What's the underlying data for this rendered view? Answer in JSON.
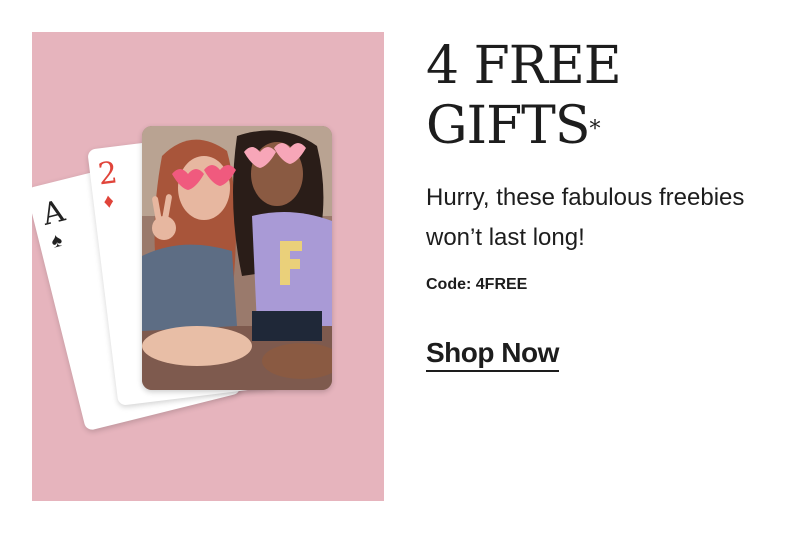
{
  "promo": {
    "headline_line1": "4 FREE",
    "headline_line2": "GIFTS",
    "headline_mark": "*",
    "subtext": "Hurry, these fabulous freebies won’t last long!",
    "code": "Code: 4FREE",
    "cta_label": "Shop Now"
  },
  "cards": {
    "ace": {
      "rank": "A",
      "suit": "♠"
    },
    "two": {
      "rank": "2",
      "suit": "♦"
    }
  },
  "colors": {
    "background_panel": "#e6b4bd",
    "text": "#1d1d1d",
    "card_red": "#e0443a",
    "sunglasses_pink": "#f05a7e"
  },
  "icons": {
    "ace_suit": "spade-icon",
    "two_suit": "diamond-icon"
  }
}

--- --- ---

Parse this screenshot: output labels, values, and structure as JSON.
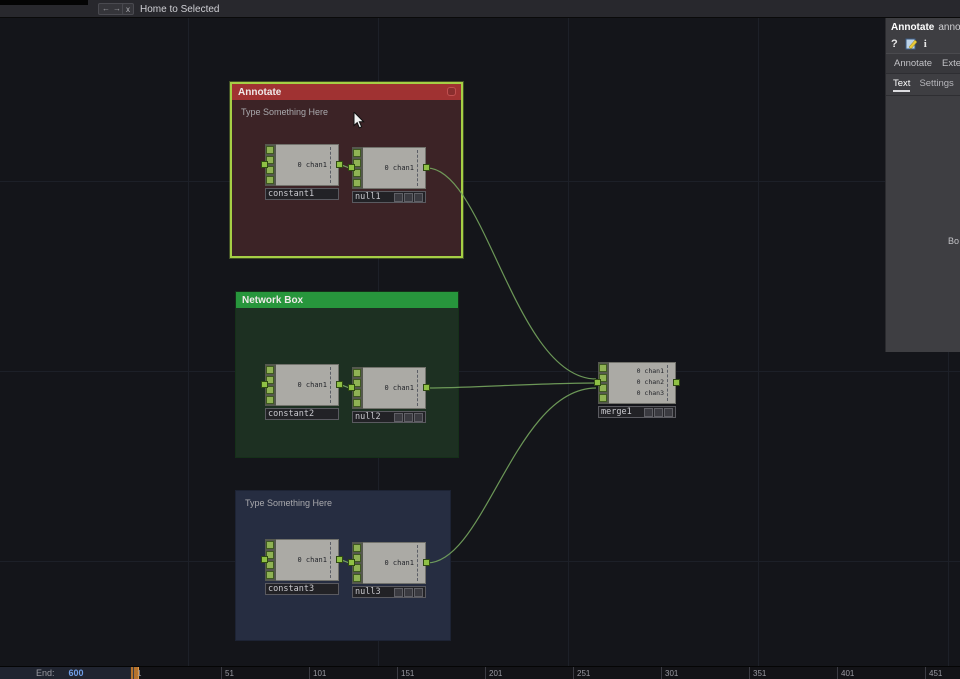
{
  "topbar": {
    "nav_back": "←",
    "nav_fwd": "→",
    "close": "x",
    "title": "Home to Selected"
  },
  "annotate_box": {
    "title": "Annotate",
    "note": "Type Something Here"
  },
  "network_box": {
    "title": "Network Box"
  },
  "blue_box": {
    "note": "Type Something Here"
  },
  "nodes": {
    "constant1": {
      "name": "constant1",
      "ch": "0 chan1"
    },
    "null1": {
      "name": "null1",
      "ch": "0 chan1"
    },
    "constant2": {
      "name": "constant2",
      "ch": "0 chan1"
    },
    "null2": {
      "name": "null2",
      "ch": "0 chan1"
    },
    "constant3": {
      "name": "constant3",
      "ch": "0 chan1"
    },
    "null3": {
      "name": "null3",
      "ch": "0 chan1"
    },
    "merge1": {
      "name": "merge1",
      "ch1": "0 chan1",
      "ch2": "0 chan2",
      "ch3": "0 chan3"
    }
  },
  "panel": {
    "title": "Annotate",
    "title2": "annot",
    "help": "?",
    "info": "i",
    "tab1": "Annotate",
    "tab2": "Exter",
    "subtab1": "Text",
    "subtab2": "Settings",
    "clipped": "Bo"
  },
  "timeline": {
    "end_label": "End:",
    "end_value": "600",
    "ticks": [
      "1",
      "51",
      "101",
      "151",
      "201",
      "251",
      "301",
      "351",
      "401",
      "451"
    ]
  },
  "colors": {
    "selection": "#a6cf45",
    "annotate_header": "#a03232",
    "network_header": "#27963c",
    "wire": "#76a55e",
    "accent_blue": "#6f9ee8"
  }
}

--- --- ---

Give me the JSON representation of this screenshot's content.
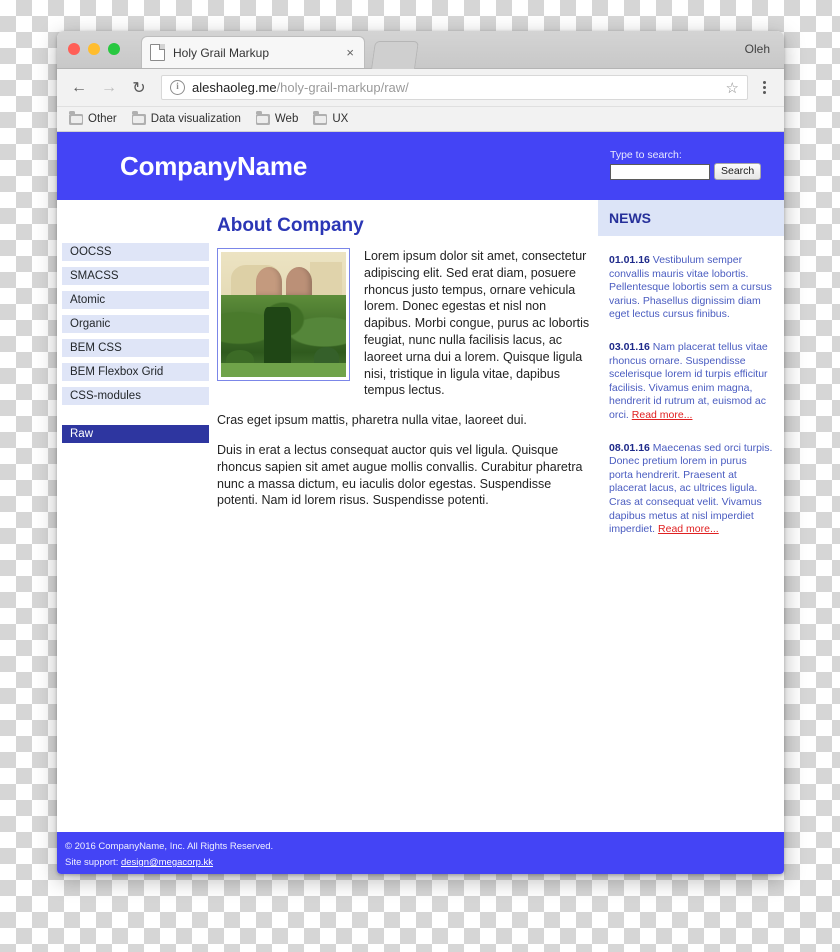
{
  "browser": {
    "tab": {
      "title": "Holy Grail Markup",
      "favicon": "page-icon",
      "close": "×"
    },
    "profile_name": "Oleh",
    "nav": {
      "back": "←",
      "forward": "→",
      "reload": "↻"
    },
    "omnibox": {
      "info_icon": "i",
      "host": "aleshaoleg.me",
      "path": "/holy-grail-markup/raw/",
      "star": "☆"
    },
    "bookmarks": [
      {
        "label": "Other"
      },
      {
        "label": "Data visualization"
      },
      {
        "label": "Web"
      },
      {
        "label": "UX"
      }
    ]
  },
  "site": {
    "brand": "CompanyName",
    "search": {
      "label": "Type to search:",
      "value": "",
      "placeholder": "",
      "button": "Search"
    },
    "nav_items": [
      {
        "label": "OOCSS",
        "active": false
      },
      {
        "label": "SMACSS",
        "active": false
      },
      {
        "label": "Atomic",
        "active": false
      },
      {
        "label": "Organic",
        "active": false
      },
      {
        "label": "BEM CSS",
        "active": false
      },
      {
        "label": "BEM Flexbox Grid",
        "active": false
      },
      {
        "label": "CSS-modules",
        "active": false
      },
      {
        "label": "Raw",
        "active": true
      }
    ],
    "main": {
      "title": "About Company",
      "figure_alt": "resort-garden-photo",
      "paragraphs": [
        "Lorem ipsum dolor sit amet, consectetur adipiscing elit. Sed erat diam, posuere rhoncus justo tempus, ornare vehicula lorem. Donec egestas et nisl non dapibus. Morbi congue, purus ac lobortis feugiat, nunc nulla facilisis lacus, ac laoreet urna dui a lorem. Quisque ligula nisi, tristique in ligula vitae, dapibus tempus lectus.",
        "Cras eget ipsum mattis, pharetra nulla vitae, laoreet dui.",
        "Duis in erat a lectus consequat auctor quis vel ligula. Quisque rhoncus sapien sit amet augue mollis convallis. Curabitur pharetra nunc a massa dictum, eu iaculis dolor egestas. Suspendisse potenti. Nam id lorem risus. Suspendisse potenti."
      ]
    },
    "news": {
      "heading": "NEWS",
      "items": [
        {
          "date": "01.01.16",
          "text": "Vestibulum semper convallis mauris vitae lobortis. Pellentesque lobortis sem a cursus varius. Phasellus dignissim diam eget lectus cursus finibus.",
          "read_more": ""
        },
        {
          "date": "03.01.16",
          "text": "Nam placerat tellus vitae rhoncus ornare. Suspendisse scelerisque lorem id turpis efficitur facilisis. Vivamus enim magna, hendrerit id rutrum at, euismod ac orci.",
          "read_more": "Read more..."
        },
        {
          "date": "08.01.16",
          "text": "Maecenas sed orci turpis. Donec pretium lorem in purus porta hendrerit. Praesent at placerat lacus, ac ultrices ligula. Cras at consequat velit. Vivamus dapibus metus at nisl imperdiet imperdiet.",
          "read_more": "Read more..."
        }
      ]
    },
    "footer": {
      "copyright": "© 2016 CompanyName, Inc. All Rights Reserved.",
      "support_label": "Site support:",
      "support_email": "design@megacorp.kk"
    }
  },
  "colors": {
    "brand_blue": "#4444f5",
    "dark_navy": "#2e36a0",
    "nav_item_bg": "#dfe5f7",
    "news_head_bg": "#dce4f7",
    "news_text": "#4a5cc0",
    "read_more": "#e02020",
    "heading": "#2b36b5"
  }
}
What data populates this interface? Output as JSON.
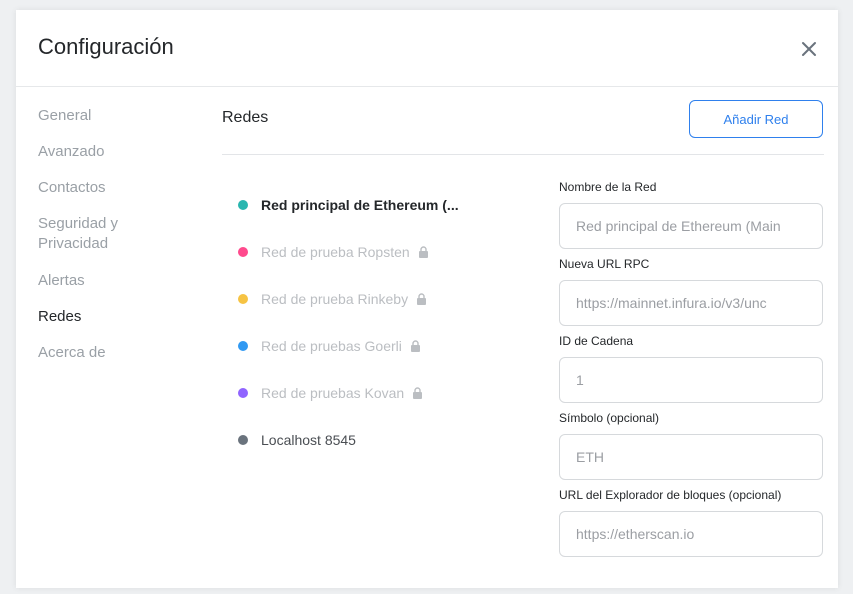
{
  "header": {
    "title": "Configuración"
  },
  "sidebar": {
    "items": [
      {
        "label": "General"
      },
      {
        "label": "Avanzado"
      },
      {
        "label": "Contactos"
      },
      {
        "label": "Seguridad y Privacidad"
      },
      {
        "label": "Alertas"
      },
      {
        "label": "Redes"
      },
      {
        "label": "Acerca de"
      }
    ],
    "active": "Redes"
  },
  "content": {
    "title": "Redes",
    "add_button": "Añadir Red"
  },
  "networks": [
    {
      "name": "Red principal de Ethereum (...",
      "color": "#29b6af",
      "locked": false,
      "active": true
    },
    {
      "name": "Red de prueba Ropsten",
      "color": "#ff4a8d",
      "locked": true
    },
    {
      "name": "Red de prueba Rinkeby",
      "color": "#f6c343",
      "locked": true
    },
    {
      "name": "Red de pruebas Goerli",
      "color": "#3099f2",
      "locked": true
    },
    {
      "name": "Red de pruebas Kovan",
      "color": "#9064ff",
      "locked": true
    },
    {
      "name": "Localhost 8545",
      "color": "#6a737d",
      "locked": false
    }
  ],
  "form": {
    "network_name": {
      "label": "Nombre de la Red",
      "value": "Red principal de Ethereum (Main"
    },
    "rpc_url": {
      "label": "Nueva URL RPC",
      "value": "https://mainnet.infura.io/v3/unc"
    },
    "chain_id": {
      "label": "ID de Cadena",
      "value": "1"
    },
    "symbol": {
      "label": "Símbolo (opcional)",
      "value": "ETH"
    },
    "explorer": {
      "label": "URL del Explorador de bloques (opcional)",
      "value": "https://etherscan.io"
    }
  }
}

--- --- ---

Short task — From the records above, how many lines include the word "Ethereum"? Only the number is wanted.

Final result — 2